**What needs to be done**. Transcribe the items from the line containing "UI element localization: list" through the line containing "article-text-line: fines: [1080, 1591, 1190, 1648]", inclusive, omitting the pictures.

**Information shown**.

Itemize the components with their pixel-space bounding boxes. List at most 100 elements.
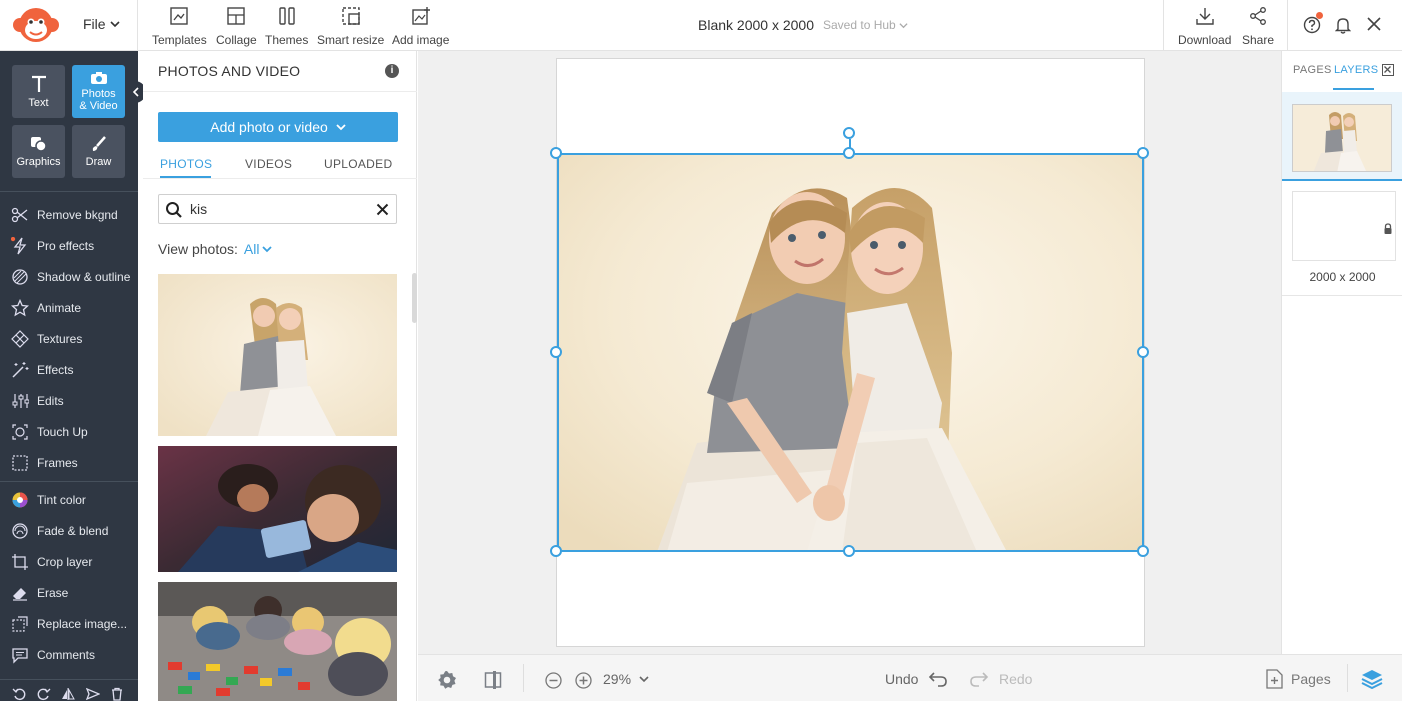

--

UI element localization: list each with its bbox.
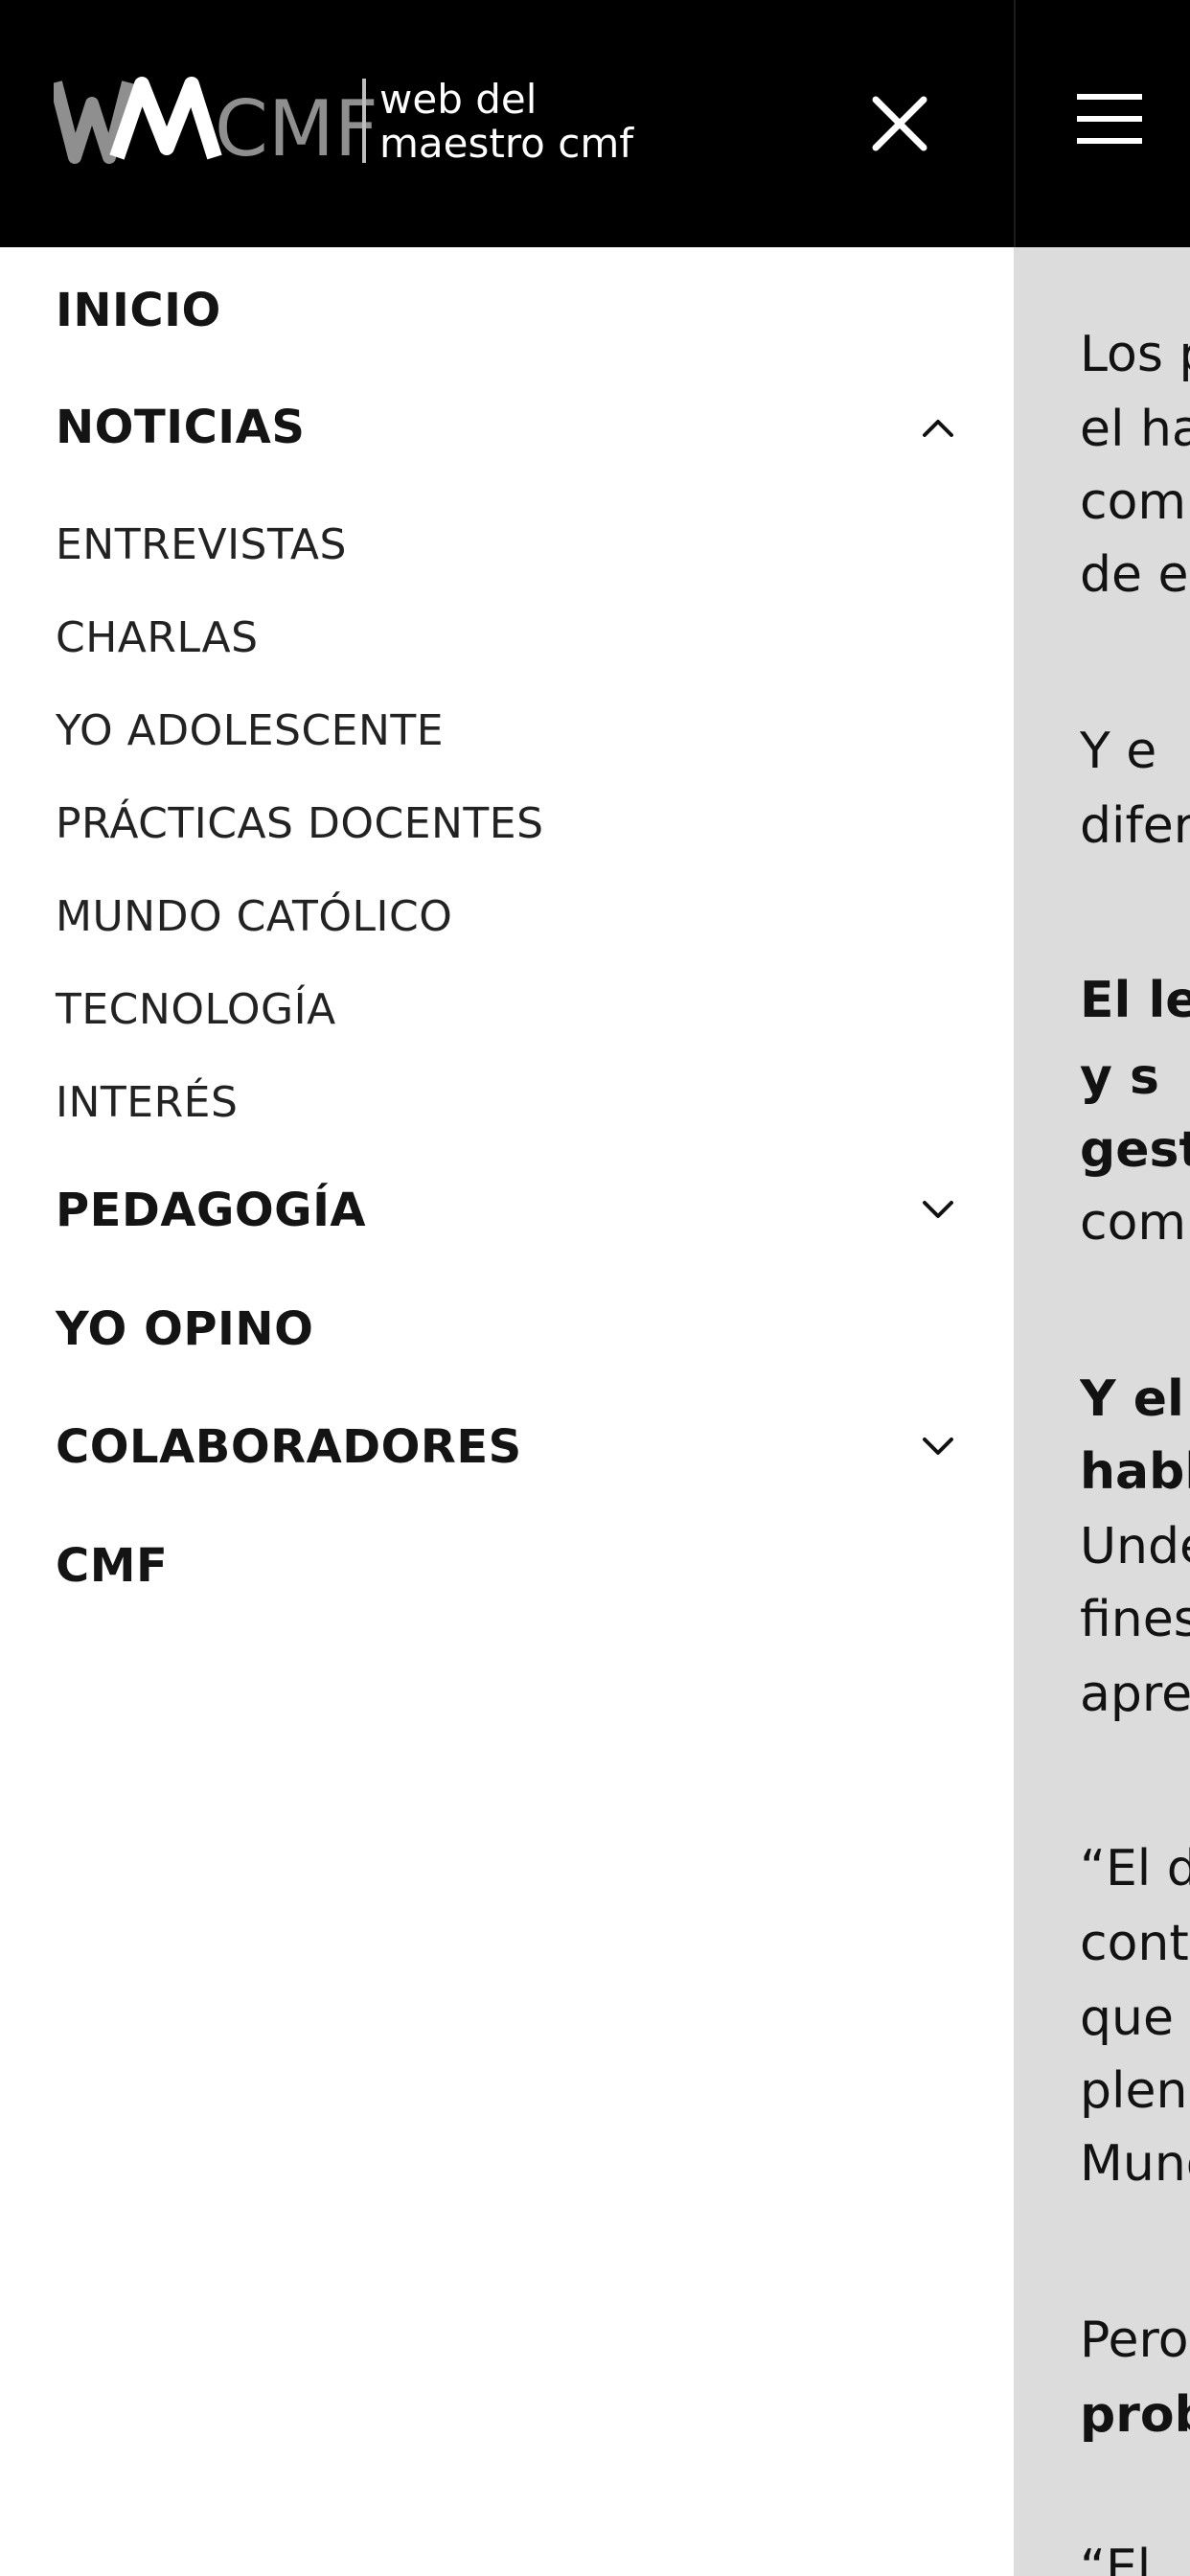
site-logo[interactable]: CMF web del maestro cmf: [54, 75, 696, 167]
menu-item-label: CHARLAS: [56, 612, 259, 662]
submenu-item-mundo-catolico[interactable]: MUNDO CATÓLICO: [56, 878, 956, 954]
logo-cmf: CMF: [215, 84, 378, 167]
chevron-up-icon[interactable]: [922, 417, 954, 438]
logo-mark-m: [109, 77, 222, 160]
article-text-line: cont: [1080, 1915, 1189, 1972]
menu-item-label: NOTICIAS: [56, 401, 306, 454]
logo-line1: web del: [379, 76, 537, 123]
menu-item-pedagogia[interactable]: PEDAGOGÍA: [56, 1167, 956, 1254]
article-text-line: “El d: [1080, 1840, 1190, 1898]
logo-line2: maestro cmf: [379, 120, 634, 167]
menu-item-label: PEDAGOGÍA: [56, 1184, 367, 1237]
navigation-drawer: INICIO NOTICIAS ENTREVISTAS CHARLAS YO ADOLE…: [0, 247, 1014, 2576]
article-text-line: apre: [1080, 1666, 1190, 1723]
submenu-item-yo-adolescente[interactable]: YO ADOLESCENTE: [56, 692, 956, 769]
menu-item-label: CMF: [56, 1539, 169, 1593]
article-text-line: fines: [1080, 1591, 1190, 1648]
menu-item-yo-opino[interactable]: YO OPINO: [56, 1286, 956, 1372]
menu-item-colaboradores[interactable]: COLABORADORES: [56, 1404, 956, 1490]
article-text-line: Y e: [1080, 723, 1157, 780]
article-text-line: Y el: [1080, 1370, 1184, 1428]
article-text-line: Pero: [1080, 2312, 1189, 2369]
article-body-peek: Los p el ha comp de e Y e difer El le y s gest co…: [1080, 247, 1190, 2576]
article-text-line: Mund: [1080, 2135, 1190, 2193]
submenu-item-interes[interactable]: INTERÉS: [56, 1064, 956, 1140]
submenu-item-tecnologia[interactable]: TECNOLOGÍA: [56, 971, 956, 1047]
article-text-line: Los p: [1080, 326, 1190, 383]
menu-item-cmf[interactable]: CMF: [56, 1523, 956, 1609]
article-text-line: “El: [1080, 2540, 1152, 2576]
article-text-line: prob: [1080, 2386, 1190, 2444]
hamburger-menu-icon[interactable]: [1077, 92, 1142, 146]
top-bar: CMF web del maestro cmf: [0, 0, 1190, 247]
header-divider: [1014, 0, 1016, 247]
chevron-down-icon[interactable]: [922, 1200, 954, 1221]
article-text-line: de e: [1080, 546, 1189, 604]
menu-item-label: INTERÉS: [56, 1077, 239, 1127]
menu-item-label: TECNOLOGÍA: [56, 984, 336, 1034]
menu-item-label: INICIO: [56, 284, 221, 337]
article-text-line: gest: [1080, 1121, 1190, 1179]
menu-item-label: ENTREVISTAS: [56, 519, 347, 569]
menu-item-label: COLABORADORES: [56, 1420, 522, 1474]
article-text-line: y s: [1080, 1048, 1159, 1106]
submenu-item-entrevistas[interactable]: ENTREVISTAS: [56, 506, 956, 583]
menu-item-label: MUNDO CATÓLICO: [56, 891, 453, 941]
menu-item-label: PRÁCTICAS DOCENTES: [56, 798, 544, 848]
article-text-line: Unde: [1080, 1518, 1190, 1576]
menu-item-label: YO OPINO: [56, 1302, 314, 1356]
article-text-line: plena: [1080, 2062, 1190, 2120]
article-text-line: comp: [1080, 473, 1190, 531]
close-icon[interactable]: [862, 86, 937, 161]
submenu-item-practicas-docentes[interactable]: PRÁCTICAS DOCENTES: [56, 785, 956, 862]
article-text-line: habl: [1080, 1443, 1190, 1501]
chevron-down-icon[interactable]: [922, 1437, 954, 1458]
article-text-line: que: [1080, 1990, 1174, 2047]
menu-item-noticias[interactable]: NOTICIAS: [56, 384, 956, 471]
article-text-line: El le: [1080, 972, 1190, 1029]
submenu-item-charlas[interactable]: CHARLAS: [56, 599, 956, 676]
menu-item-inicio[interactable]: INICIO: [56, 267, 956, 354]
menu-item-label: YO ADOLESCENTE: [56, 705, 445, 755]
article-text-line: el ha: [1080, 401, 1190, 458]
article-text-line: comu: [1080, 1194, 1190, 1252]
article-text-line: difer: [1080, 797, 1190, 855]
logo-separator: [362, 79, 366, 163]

==

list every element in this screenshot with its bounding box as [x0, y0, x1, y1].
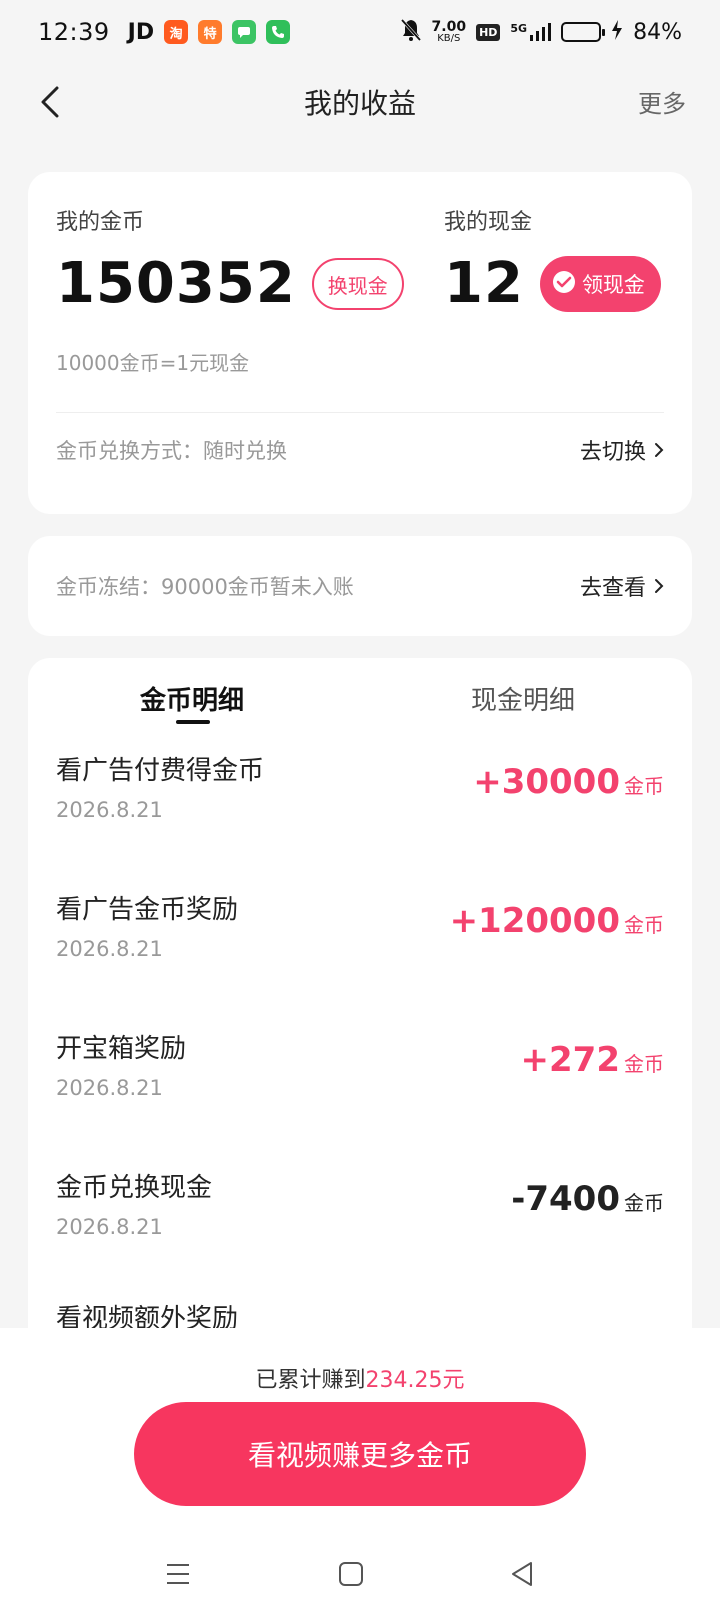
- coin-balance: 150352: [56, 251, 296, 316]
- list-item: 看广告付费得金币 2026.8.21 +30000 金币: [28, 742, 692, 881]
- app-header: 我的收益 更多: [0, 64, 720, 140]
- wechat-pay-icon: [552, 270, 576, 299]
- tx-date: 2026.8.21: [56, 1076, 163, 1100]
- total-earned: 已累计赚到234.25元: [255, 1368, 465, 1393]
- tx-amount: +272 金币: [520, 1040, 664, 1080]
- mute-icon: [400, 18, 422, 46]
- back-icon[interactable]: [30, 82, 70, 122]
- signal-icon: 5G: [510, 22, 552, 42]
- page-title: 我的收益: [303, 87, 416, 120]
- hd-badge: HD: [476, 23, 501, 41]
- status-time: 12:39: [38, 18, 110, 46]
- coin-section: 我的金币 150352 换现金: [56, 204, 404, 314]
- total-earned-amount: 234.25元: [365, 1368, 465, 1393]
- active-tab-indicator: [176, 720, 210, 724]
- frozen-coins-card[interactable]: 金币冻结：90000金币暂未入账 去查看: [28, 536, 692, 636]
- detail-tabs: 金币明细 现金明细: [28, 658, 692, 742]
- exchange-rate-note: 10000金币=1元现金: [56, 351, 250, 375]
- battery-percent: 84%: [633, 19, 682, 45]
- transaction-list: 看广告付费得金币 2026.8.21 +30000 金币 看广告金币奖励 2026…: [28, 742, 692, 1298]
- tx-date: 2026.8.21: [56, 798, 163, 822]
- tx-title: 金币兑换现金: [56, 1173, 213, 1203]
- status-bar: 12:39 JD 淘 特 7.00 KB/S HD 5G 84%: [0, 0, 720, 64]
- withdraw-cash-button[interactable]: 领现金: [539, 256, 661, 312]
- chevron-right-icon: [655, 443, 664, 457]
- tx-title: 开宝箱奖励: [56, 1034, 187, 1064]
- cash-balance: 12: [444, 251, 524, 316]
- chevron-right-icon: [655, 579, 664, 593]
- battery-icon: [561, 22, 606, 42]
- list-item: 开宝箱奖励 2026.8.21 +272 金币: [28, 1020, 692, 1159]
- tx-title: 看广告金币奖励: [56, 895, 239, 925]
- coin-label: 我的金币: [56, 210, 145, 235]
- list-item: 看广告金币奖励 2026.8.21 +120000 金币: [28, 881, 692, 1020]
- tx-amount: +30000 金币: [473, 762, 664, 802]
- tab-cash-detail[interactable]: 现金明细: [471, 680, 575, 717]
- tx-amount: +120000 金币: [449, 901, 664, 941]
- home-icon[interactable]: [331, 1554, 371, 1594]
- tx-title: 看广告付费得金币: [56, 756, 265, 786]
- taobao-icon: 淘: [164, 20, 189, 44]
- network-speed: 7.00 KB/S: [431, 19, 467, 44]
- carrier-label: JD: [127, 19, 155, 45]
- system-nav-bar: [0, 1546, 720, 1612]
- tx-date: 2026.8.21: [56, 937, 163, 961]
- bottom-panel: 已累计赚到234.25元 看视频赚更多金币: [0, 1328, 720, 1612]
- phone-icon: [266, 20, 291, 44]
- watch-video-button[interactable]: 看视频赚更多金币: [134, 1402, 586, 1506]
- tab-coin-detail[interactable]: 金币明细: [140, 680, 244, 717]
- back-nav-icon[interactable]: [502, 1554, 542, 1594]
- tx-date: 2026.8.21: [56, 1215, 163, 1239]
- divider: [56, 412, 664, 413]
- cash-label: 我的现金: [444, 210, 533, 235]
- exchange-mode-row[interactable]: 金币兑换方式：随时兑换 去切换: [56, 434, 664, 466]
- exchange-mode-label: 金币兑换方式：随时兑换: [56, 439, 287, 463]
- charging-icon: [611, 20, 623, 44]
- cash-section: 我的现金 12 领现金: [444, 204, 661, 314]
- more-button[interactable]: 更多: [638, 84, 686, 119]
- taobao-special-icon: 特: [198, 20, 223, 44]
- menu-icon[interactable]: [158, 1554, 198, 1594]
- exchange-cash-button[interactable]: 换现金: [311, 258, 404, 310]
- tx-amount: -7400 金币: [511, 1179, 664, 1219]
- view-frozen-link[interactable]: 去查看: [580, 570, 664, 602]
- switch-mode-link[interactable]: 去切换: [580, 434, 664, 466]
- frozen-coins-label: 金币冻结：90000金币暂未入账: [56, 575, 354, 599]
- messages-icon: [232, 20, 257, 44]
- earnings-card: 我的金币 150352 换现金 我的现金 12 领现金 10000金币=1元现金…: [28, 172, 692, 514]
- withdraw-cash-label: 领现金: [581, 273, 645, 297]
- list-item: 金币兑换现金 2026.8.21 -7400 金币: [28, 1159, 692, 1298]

**Solution to the exercise**.
UI element localization: list each with its bbox.
site-logo[interactable]: CMF web del maestro cmf: [54, 75, 696, 167]
menu-item-label: CHARLAS: [56, 612, 259, 662]
submenu-item-mundo-catolico[interactable]: MUNDO CATÓLICO: [56, 878, 956, 954]
logo-cmf: CMF: [215, 84, 378, 167]
chevron-up-icon[interactable]: [922, 417, 954, 438]
logo-mark-m: [109, 77, 222, 160]
article-text-line: cont: [1080, 1915, 1189, 1972]
menu-item-label: NOTICIAS: [56, 401, 306, 454]
logo-line1: web del: [379, 76, 537, 123]
menu-item-pedagogia[interactable]: PEDAGOGÍA: [56, 1167, 956, 1254]
article-text-line: “El d: [1080, 1840, 1190, 1898]
logo-line2: maestro cmf: [379, 120, 634, 167]
menu-item-label: PEDAGOGÍA: [56, 1184, 367, 1237]
navigation-drawer: INICIO NOTICIAS ENTREVISTAS CHARLAS YO ADOLE…: [0, 247, 1014, 2576]
article-text-line: apre: [1080, 1666, 1190, 1723]
submenu-item-yo-adolescente[interactable]: YO ADOLESCENTE: [56, 692, 956, 769]
menu-item-label: CMF: [56, 1539, 169, 1593]
article-text-line: fines: [1080, 1591, 1190, 1648]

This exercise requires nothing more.